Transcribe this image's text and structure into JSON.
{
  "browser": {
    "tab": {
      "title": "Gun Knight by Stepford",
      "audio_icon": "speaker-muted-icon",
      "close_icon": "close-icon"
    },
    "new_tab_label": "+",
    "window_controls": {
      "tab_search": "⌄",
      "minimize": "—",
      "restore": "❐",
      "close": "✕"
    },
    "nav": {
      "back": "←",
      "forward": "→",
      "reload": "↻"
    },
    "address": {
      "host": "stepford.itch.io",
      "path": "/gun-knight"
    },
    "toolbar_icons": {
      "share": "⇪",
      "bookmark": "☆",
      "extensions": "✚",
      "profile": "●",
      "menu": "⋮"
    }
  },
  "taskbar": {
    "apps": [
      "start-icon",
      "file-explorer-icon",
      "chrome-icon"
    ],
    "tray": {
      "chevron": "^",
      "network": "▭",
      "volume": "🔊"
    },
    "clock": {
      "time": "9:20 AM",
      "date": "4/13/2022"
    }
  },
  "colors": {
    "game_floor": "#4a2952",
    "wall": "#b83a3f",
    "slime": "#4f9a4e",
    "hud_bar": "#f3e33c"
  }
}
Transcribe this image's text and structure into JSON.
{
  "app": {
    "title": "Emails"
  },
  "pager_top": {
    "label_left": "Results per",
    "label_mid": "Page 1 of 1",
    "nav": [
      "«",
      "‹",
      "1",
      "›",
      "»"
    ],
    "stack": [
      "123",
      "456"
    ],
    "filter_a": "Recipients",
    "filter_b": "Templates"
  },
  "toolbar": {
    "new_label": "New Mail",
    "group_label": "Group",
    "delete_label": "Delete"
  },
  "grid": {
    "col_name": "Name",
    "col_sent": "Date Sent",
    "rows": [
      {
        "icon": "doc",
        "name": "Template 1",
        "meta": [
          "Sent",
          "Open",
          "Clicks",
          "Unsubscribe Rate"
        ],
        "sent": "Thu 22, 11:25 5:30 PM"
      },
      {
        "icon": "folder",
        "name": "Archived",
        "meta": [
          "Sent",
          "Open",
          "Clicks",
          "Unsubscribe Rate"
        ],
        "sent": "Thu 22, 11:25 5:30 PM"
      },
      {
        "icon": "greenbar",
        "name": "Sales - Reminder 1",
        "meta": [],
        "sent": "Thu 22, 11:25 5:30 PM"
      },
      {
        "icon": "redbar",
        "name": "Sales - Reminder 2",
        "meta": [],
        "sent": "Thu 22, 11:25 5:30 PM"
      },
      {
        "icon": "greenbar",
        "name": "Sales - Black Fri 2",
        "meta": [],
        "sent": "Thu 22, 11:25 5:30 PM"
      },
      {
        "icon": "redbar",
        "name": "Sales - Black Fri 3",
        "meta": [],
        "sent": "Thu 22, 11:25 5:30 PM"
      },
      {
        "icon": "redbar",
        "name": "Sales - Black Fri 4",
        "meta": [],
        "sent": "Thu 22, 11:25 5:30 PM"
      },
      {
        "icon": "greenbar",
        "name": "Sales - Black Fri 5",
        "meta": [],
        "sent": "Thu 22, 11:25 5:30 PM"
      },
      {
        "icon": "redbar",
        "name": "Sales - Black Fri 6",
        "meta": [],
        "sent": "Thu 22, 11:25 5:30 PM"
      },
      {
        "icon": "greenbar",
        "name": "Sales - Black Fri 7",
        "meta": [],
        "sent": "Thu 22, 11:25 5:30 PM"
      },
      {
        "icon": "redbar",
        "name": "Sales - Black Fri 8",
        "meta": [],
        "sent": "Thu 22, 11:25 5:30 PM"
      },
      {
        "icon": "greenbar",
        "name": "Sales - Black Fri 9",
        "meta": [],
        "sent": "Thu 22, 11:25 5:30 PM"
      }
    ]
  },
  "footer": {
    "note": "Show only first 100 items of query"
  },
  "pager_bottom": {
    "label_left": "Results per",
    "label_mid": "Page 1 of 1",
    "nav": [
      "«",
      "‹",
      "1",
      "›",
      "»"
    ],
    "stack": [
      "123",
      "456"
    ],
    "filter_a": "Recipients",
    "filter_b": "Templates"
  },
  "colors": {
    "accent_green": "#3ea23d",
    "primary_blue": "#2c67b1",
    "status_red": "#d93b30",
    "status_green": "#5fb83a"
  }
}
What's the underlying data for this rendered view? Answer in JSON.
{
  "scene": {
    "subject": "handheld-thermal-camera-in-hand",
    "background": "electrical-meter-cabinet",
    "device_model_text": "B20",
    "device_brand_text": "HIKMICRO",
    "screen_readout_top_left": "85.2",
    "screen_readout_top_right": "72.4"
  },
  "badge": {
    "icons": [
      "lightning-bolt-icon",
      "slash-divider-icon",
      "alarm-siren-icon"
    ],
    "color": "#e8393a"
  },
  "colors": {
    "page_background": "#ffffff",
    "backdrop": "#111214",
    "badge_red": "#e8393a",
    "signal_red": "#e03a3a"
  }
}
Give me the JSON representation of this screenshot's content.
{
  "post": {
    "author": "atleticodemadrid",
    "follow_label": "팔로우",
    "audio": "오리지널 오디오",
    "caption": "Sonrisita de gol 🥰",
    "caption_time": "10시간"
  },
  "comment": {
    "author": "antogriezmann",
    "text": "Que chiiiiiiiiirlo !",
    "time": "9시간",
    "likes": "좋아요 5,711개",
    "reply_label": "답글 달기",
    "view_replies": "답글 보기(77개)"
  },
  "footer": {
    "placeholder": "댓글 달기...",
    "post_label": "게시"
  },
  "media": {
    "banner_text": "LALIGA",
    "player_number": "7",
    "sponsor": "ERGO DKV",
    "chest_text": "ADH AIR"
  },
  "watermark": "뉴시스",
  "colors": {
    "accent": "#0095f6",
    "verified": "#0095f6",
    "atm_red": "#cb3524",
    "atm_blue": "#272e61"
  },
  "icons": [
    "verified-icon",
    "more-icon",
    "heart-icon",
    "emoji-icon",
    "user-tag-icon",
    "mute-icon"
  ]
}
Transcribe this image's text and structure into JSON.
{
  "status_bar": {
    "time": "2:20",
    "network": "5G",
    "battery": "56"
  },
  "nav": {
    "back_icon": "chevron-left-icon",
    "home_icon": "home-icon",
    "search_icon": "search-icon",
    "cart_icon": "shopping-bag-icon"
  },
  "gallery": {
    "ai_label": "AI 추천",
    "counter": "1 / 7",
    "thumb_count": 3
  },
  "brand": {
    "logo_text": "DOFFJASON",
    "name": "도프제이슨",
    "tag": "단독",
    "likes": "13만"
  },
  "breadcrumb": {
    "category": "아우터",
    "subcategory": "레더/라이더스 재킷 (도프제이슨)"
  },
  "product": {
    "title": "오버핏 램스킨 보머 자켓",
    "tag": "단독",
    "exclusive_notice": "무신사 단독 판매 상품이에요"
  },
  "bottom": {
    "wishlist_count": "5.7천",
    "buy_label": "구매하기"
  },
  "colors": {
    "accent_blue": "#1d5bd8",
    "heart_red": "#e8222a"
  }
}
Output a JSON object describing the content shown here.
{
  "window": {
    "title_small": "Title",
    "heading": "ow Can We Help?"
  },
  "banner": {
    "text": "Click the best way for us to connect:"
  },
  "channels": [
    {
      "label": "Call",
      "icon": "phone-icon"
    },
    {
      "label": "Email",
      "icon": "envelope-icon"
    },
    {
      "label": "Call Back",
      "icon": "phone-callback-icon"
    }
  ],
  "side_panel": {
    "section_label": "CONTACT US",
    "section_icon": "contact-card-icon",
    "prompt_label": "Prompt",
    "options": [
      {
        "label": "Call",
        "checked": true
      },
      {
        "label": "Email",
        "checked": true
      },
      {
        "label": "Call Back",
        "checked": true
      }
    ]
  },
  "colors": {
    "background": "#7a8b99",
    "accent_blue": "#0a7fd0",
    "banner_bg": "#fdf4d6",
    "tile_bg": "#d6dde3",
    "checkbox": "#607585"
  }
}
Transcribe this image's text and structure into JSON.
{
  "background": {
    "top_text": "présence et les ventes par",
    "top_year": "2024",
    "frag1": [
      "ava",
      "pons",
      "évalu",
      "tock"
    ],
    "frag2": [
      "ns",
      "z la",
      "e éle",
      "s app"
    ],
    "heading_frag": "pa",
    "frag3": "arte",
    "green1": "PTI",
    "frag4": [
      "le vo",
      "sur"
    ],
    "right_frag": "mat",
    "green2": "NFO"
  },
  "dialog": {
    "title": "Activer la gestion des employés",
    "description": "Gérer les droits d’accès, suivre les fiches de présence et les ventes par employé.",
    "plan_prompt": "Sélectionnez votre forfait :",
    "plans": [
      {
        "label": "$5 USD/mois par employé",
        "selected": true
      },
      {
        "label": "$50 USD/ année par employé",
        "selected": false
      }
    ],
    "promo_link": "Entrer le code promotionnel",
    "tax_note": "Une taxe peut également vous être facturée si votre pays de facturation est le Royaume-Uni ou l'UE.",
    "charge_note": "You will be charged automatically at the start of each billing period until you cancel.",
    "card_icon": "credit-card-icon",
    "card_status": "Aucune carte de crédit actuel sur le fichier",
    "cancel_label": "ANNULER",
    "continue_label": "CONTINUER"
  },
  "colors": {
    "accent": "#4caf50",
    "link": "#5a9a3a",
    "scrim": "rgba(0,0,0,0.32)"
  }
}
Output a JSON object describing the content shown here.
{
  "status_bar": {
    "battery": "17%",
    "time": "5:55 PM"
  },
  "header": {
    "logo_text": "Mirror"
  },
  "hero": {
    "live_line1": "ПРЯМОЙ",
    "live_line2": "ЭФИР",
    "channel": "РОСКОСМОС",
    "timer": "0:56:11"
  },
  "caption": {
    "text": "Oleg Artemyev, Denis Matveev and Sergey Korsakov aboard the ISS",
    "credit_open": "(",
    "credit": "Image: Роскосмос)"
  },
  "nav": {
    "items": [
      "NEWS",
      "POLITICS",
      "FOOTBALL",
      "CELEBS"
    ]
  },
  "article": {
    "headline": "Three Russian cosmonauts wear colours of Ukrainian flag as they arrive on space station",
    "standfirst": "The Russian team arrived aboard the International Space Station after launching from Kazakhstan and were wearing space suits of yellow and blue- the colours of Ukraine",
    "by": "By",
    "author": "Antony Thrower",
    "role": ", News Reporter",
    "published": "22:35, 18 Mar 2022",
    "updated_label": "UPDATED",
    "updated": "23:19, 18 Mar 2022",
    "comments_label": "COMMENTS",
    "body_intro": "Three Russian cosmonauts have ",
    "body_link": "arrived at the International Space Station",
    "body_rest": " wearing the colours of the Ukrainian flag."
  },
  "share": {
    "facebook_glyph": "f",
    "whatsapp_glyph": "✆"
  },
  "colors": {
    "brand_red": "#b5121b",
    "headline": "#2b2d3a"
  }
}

» **Your task**
Track down every line of the material containing the string "présence", and copy it.

» **Result**
    "top_text": "présence et les ventes par",
    "description": "Gérer les droits d’accès, suivre les fiches de présence et les ventes par employé.",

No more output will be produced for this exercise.